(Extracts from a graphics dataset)
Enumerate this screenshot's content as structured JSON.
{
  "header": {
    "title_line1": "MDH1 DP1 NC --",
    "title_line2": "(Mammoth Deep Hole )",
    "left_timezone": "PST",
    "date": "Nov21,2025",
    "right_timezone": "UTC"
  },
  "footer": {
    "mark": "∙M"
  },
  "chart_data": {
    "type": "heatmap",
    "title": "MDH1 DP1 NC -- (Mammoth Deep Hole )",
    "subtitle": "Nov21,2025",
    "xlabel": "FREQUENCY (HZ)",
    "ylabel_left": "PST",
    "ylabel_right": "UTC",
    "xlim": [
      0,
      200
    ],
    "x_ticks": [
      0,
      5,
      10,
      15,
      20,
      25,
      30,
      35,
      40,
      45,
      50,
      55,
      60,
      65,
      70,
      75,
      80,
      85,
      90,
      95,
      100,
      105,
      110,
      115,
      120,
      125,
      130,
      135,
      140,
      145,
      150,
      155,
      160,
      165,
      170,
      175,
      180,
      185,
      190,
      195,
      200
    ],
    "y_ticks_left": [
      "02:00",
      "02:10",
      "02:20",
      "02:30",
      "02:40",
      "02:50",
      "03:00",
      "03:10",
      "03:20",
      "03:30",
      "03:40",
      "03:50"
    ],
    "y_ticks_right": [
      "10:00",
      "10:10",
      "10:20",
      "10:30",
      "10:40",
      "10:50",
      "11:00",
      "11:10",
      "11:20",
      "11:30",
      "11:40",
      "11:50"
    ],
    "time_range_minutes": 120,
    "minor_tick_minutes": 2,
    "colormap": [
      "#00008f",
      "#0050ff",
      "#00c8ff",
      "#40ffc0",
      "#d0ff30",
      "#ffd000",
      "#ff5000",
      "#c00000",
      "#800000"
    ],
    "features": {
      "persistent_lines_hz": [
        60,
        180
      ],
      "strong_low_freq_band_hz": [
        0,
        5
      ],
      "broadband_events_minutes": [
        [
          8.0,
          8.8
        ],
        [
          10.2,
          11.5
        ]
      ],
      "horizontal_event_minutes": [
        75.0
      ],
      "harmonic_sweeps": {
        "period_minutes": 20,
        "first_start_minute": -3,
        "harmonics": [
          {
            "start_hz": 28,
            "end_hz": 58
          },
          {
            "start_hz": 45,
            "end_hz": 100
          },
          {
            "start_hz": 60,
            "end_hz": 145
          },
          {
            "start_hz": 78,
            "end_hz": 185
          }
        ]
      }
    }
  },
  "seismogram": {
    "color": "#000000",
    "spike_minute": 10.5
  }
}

- Goal of the exercise
Every line of the data above should be copied exactly.

- Full output
Enumerate this screenshot's content as structured JSON.
{
  "header": {
    "title_line1": "MDH1 DP1 NC --",
    "title_line2": "(Mammoth Deep Hole )",
    "left_timezone": "PST",
    "date": "Nov21,2025",
    "right_timezone": "UTC"
  },
  "footer": {
    "mark": "∙M"
  },
  "chart_data": {
    "type": "heatmap",
    "title": "MDH1 DP1 NC -- (Mammoth Deep Hole )",
    "subtitle": "Nov21,2025",
    "xlabel": "FREQUENCY (HZ)",
    "ylabel_left": "PST",
    "ylabel_right": "UTC",
    "xlim": [
      0,
      200
    ],
    "x_ticks": [
      0,
      5,
      10,
      15,
      20,
      25,
      30,
      35,
      40,
      45,
      50,
      55,
      60,
      65,
      70,
      75,
      80,
      85,
      90,
      95,
      100,
      105,
      110,
      115,
      120,
      125,
      130,
      135,
      140,
      145,
      150,
      155,
      160,
      165,
      170,
      175,
      180,
      185,
      190,
      195,
      200
    ],
    "y_ticks_left": [
      "02:00",
      "02:10",
      "02:20",
      "02:30",
      "02:40",
      "02:50",
      "03:00",
      "03:10",
      "03:20",
      "03:30",
      "03:40",
      "03:50"
    ],
    "y_ticks_right": [
      "10:00",
      "10:10",
      "10:20",
      "10:30",
      "10:40",
      "10:50",
      "11:00",
      "11:10",
      "11:20",
      "11:30",
      "11:40",
      "11:50"
    ],
    "time_range_minutes": 120,
    "minor_tick_minutes": 2,
    "colormap": [
      "#00008f",
      "#0050ff",
      "#00c8ff",
      "#40ffc0",
      "#d0ff30",
      "#ffd000",
      "#ff5000",
      "#c00000",
      "#800000"
    ],
    "features": {
      "persistent_lines_hz": [
        60,
        180
      ],
      "strong_low_freq_band_hz": [
        0,
        5
      ],
      "broadband_events_minutes": [
        [
          8.0,
          8.8
        ],
        [
          10.2,
          11.5
        ]
      ],
      "horizontal_event_minutes": [
        75.0
      ],
      "harmonic_sweeps": {
        "period_minutes": 20,
        "first_start_minute": -3,
        "harmonics": [
          {
            "start_hz": 28,
            "end_hz": 58
          },
          {
            "start_hz": 45,
            "end_hz": 100
          },
          {
            "start_hz": 60,
            "end_hz": 145
          },
          {
            "start_hz": 78,
            "end_hz": 185
          }
        ]
      }
    }
  },
  "seismogram": {
    "color": "#000000",
    "spike_minute": 10.5
  }
}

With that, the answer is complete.